» Exercise data:
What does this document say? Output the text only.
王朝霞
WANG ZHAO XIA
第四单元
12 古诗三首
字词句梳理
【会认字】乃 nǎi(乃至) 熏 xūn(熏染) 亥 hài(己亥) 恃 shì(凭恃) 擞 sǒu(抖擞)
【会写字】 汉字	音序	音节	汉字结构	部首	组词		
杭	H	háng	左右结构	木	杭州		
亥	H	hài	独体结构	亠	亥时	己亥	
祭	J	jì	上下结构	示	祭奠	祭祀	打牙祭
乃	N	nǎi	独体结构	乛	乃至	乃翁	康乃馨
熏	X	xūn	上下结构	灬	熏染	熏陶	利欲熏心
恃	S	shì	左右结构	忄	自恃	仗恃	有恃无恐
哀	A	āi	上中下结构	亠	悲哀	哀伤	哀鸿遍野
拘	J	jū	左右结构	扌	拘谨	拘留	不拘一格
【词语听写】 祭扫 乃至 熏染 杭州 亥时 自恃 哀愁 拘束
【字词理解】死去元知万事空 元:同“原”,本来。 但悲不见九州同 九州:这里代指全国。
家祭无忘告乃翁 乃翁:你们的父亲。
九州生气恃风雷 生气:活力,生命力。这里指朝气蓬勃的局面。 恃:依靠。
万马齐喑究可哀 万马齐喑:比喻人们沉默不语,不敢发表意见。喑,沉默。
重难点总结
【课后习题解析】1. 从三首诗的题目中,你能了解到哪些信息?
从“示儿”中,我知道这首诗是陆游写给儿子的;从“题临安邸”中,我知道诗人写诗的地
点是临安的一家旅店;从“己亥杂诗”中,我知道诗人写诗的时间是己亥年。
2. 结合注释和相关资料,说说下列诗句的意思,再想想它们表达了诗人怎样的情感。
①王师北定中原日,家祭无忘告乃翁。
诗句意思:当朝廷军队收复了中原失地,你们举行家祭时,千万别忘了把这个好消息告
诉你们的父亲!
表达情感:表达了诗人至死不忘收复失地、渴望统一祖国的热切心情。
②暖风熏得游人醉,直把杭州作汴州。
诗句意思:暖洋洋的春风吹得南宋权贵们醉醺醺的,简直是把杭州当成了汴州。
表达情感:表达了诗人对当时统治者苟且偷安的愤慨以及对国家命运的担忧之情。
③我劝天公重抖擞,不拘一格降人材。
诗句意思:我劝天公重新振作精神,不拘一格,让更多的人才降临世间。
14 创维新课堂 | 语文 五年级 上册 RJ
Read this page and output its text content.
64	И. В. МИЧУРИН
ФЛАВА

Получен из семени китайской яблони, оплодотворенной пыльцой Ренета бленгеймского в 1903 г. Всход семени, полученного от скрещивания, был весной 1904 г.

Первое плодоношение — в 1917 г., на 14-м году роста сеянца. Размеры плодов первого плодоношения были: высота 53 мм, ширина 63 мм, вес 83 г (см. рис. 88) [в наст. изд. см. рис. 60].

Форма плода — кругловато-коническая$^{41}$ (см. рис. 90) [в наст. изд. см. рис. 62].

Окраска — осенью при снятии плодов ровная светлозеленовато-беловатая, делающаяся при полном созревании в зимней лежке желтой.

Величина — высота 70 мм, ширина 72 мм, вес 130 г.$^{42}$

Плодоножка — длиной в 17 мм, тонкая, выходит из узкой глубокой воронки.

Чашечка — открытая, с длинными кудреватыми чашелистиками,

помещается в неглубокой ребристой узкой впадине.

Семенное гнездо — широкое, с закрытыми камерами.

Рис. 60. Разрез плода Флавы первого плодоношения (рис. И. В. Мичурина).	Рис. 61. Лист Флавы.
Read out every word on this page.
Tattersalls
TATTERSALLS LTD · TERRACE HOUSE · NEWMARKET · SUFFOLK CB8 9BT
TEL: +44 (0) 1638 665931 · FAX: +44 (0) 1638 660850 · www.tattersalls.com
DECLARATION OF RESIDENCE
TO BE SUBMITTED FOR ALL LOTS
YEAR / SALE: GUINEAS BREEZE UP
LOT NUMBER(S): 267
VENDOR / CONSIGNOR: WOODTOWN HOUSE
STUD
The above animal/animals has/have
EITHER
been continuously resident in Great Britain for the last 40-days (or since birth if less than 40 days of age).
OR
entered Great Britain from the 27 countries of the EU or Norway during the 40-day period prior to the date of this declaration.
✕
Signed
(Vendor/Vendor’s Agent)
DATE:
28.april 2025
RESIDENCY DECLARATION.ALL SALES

» Task to carry out: State, as a number only, how many lines in the entries include "text".

» Response to the task: 2